_SUPPLIED RECORDS_.
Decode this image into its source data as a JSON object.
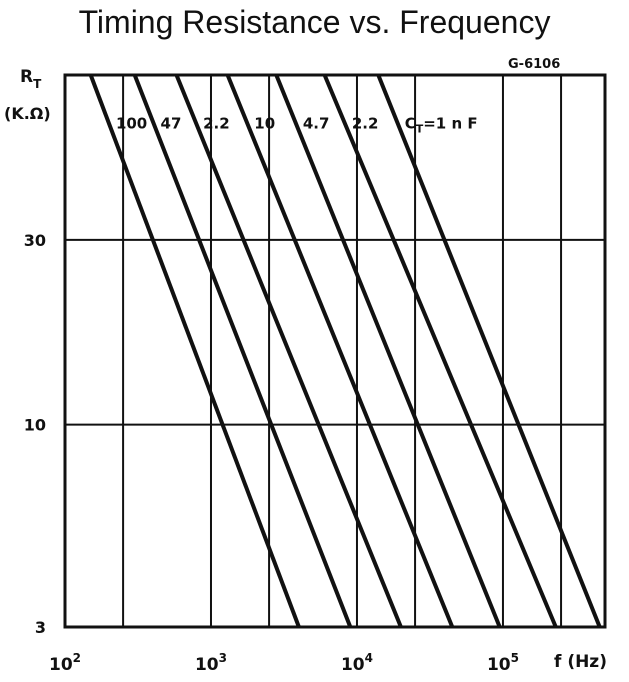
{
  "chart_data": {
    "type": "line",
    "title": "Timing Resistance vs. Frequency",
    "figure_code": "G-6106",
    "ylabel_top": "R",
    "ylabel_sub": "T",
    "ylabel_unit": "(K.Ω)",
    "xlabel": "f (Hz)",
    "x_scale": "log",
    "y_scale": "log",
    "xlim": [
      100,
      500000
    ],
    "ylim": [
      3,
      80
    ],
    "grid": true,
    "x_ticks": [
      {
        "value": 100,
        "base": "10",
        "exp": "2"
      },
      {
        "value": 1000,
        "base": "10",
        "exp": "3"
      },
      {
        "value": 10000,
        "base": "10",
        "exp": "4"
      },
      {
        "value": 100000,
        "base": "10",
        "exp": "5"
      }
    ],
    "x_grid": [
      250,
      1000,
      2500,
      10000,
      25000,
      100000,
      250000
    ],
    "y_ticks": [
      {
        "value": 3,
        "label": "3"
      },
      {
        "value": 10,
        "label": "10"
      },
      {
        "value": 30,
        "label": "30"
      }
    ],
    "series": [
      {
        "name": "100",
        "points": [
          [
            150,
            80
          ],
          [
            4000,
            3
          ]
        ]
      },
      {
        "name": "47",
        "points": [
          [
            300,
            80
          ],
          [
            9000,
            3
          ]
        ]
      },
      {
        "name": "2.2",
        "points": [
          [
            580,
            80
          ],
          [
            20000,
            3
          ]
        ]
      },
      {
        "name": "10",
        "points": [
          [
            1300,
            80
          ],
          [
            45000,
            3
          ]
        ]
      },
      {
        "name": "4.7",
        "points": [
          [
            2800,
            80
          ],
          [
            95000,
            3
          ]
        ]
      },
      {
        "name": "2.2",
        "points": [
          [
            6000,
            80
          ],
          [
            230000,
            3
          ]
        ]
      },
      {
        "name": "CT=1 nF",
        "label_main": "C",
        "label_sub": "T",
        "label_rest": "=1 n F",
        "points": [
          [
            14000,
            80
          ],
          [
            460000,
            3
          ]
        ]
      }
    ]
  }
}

_STATED TASK_.
Copy the whole listing above word for word but do not carry over the pictures.

_REPLY_.
Decode this image into its source data as a JSON object.
{
  "chart_data": {
    "type": "line",
    "title": "Timing Resistance vs. Frequency",
    "figure_code": "G-6106",
    "ylabel_top": "R",
    "ylabel_sub": "T",
    "ylabel_unit": "(K.Ω)",
    "xlabel": "f (Hz)",
    "x_scale": "log",
    "y_scale": "log",
    "xlim": [
      100,
      500000
    ],
    "ylim": [
      3,
      80
    ],
    "grid": true,
    "x_ticks": [
      {
        "value": 100,
        "base": "10",
        "exp": "2"
      },
      {
        "value": 1000,
        "base": "10",
        "exp": "3"
      },
      {
        "value": 10000,
        "base": "10",
        "exp": "4"
      },
      {
        "value": 100000,
        "base": "10",
        "exp": "5"
      }
    ],
    "x_grid": [
      250,
      1000,
      2500,
      10000,
      25000,
      100000,
      250000
    ],
    "y_ticks": [
      {
        "value": 3,
        "label": "3"
      },
      {
        "value": 10,
        "label": "10"
      },
      {
        "value": 30,
        "label": "30"
      }
    ],
    "series": [
      {
        "name": "100",
        "points": [
          [
            150,
            80
          ],
          [
            4000,
            3
          ]
        ]
      },
      {
        "name": "47",
        "points": [
          [
            300,
            80
          ],
          [
            9000,
            3
          ]
        ]
      },
      {
        "name": "2.2",
        "points": [
          [
            580,
            80
          ],
          [
            20000,
            3
          ]
        ]
      },
      {
        "name": "10",
        "points": [
          [
            1300,
            80
          ],
          [
            45000,
            3
          ]
        ]
      },
      {
        "name": "4.7",
        "points": [
          [
            2800,
            80
          ],
          [
            95000,
            3
          ]
        ]
      },
      {
        "name": "2.2",
        "points": [
          [
            6000,
            80
          ],
          [
            230000,
            3
          ]
        ]
      },
      {
        "name": "CT=1 nF",
        "label_main": "C",
        "label_sub": "T",
        "label_rest": "=1 n F",
        "points": [
          [
            14000,
            80
          ],
          [
            460000,
            3
          ]
        ]
      }
    ]
  }
}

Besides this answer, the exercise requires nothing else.